Please give the listing again, word for word, with nothing left out.

■ PROVIDED DATA
++++++++++

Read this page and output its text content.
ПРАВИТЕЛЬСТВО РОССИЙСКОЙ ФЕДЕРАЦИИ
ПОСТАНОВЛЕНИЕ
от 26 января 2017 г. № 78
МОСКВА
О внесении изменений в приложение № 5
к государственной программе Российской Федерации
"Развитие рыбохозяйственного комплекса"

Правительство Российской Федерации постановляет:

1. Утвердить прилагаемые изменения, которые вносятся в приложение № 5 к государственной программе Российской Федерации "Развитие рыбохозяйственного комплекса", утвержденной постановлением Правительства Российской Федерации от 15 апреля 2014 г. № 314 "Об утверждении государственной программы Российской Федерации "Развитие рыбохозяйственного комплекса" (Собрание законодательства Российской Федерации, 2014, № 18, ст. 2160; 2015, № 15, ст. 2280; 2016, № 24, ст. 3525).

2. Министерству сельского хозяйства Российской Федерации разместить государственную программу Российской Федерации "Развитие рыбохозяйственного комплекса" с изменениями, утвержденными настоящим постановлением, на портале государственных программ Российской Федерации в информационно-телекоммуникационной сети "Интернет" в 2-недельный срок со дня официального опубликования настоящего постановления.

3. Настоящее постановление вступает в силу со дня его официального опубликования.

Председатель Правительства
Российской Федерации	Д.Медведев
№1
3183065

++++++++++

■ SOLUTION
Read this page and output its text content.
ПРАВИТЕЛЬСТВО РОССИЙСКОЙ ФЕДЕРАЦИИ
ПОСТАНОВЛЕНИЕ
от 26 января 2017 г. № 78
МОСКВА
О внесении изменений в приложение № 5
к государственной программе Российской Федерации
"Развитие рыбохозяйственного комплекса"

Правительство Российской Федерации постановляет:

1. Утвердить прилагаемые изменения, которые вносятся в приложение № 5 к государственной программе Российской Федерации "Развитие рыбохозяйственного комплекса", утвержденной постановлением Правительства Российской Федерации от 15 апреля 2014 г. № 314 "Об утверждении государственной программы Российской Федерации "Развитие рыбохозяйственного комплекса" (Собрание законодательства Российской Федерации, 2014, № 18, ст. 2160; 2015, № 15, ст. 2280; 2016, № 24, ст. 3525).

2. Министерству сельского хозяйства Российской Федерации разместить государственную программу Российской Федерации "Развитие рыбохозяйственного комплекса" с изменениями, утвержденными настоящим постановлением, на портале государственных программ Российской Федерации в информационно-телекоммуникационной сети "Интернет" в 2-недельный срок со дня официального опубликования настоящего постановления.

3. Настоящее постановление вступает в силу со дня его официального опубликования.

Председатель Правительства
Российской Федерации	Д.Медведев
№1
3183065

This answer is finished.